*Directive*: Copy out the lines that include the word "content".

*Data records*:
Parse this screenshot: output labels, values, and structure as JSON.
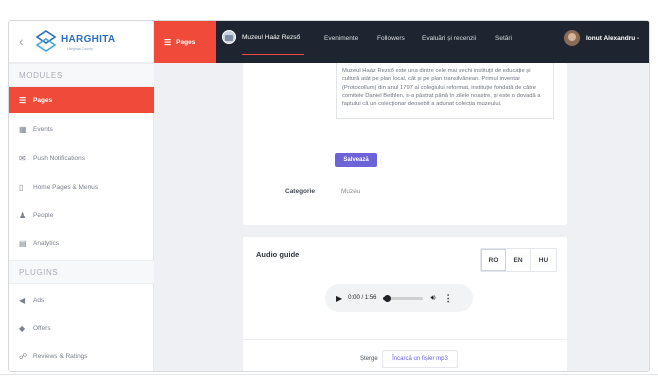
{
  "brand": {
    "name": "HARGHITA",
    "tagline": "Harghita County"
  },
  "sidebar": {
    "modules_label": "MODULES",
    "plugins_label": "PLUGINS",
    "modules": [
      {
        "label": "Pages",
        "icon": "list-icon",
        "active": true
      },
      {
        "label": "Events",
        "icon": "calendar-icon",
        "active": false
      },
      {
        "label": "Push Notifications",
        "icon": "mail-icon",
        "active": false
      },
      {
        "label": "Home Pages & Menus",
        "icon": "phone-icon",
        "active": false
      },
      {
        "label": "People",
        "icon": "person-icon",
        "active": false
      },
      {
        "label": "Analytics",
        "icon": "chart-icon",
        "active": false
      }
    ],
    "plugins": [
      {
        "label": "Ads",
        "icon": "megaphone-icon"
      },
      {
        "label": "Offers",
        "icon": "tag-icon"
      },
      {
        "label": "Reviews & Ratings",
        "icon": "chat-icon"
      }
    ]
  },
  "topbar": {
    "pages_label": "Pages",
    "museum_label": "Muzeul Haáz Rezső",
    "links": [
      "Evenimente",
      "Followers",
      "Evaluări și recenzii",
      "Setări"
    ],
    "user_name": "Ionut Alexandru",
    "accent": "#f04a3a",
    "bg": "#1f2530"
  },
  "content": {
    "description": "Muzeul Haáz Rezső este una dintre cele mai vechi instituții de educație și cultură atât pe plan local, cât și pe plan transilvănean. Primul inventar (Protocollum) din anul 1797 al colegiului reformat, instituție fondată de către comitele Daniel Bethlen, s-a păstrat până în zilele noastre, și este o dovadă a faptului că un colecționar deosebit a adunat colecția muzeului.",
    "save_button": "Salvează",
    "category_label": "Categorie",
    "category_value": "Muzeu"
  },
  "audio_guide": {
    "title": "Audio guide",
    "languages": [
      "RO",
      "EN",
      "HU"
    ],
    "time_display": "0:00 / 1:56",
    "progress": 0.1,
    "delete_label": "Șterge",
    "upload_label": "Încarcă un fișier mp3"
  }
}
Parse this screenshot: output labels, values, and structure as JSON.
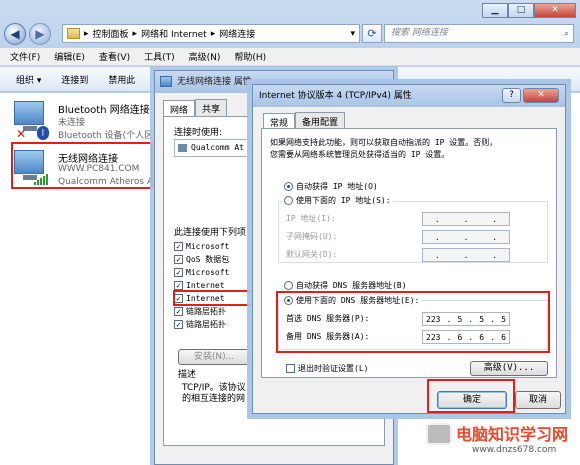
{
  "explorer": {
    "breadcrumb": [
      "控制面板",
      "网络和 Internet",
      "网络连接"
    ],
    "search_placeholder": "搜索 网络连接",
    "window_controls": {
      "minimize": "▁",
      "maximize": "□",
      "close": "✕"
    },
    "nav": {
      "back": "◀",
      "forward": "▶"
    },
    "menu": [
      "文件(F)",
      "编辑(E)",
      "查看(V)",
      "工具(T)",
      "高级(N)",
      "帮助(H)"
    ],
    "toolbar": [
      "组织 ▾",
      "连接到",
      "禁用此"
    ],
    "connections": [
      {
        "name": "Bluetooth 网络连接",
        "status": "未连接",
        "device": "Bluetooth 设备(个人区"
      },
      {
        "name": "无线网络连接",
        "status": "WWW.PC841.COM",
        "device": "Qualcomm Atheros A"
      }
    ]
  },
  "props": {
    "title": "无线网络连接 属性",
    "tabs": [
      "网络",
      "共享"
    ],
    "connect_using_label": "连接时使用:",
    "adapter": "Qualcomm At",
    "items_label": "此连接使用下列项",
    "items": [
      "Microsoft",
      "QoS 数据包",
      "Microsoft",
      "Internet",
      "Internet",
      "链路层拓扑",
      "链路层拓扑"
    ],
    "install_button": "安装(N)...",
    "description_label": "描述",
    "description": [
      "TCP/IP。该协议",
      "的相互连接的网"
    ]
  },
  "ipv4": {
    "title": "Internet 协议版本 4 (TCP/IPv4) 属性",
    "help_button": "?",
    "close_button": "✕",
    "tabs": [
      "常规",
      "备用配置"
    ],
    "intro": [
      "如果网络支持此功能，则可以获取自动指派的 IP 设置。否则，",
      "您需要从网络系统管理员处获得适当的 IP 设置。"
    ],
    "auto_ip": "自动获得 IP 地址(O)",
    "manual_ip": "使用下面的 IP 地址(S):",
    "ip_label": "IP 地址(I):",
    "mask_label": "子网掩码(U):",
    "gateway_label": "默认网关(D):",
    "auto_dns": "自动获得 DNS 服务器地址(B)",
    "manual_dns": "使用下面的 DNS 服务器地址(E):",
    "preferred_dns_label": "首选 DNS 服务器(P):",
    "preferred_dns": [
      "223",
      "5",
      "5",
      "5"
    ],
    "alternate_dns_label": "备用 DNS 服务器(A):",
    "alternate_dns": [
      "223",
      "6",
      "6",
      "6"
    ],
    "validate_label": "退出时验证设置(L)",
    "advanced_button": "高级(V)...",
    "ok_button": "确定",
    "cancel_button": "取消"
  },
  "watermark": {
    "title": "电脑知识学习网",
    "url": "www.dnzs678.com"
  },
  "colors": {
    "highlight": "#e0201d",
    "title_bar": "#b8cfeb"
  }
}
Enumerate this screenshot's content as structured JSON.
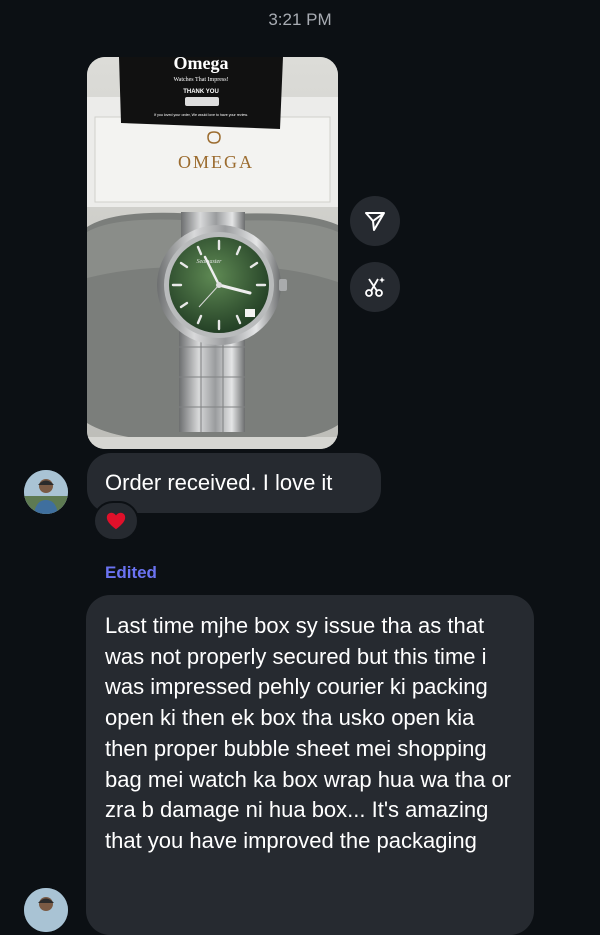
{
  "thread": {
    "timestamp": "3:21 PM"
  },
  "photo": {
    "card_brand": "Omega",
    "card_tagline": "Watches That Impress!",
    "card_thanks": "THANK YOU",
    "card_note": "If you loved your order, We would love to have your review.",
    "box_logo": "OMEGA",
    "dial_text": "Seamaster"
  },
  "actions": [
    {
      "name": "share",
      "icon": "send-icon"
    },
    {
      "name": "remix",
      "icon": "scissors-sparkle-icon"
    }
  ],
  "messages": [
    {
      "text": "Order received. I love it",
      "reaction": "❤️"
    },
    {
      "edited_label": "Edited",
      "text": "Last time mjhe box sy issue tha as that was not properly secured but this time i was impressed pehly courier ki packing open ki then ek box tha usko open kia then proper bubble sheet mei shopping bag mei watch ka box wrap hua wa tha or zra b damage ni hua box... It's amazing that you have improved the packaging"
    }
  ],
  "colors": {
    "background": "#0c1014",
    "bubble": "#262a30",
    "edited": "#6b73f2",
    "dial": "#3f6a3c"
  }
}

*Task output*:
  "content": {
Enumerate this screenshot's content as structured JSON.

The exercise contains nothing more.